## GIVEN TASK
Check every line of the entries for "weekday", and copy the lines that hold it.

## EXTRACTED MATERIAL
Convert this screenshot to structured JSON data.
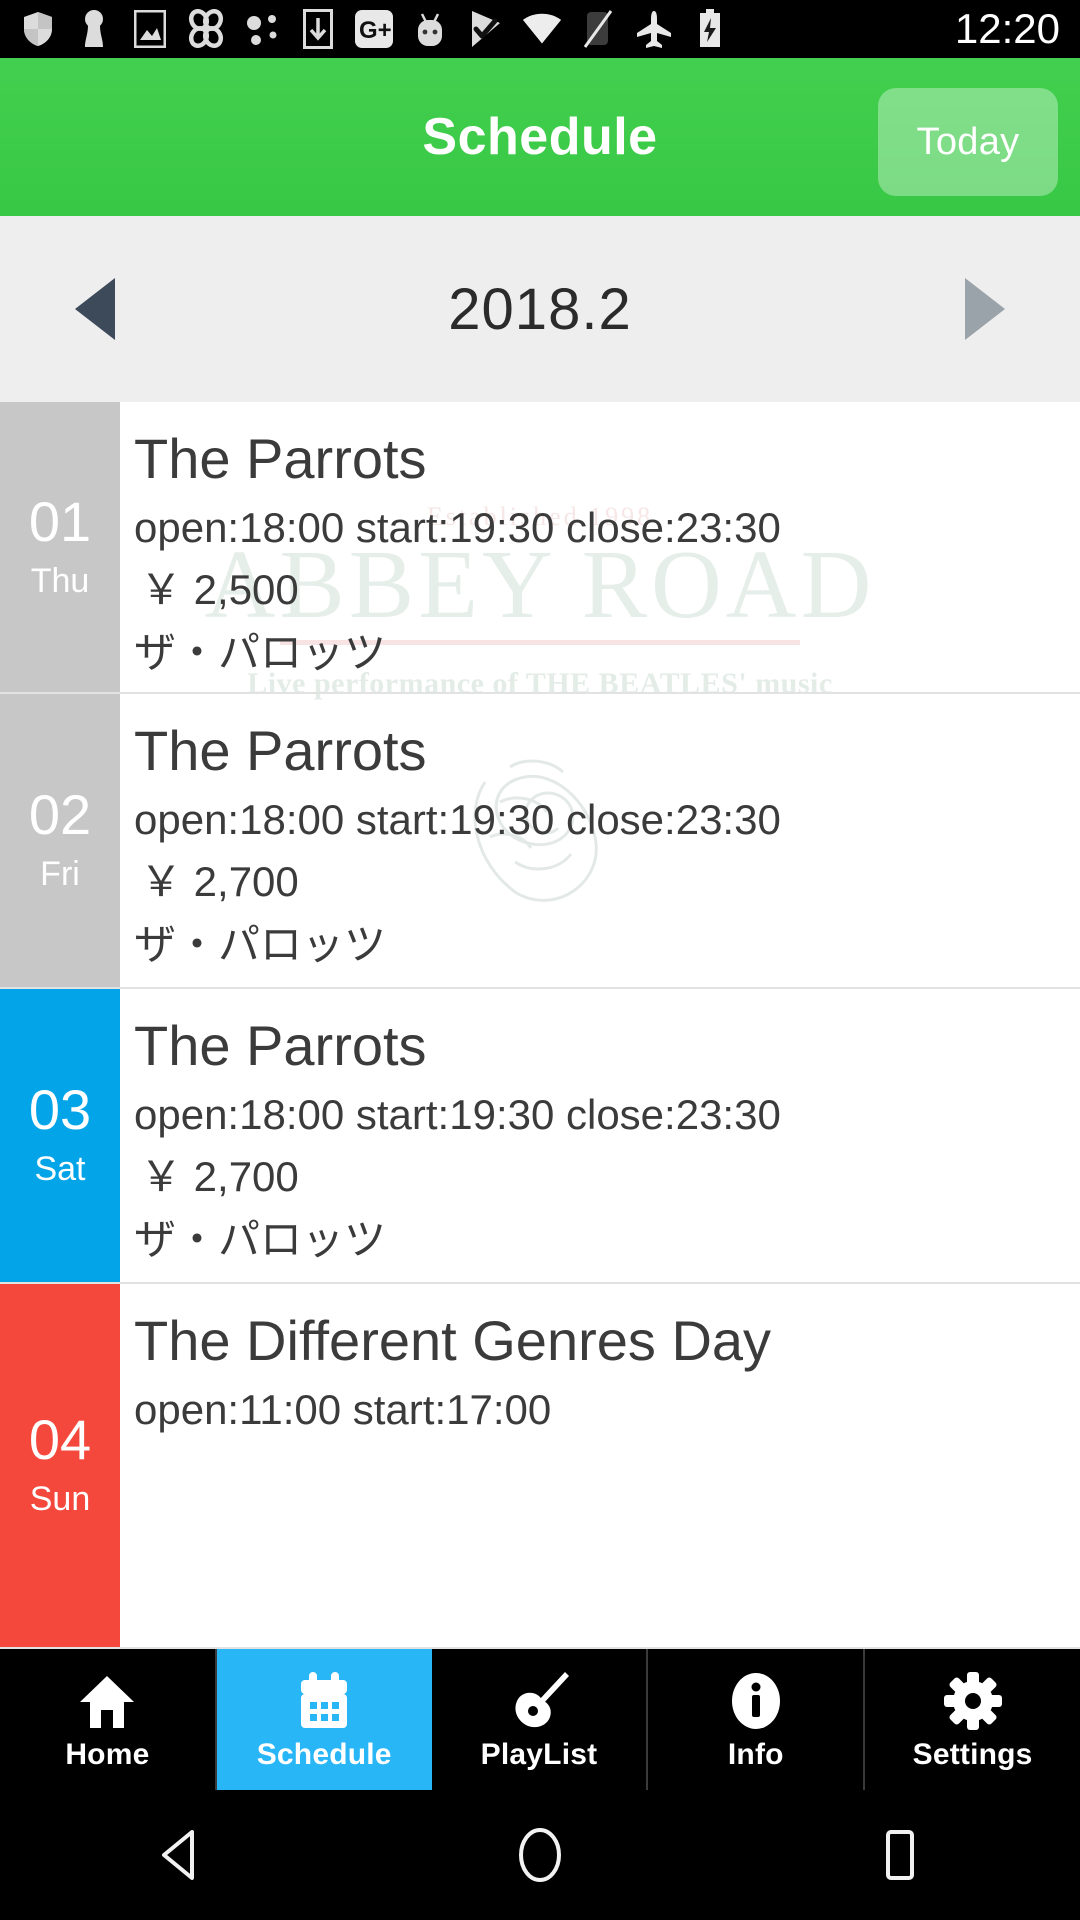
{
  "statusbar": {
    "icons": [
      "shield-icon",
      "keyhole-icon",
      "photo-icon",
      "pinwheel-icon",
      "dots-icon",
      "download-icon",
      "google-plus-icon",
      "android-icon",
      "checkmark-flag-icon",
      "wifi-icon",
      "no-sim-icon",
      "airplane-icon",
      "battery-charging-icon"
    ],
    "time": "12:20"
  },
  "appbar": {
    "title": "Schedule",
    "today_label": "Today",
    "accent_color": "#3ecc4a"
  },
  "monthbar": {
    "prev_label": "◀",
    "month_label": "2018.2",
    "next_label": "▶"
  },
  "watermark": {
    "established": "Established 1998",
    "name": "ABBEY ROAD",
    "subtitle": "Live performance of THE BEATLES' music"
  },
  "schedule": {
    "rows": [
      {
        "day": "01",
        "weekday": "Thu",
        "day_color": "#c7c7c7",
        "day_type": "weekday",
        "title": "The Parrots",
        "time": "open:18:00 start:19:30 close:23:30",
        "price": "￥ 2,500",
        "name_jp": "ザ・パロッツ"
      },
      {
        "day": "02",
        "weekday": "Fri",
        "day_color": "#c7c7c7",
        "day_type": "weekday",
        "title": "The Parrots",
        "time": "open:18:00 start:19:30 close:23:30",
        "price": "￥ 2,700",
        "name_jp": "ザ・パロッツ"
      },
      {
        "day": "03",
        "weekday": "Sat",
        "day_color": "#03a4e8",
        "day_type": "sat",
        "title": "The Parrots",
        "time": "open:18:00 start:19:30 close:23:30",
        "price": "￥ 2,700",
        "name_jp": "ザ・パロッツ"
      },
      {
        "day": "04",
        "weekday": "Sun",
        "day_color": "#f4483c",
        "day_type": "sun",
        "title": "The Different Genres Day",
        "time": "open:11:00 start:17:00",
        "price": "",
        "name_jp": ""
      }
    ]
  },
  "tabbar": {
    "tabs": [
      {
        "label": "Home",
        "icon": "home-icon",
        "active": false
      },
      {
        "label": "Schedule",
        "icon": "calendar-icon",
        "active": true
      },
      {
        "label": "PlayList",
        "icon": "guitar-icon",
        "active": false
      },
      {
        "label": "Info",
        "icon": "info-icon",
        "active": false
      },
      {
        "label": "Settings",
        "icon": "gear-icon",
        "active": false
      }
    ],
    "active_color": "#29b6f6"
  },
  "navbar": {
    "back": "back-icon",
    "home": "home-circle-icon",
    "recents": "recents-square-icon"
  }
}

## FINISHED ANSWER
        "weekday": "Thu",
        "day_type": "weekday",
        "weekday": "Fri",
        "day_type": "weekday",
        "weekday": "Sat",
        "weekday": "Sun",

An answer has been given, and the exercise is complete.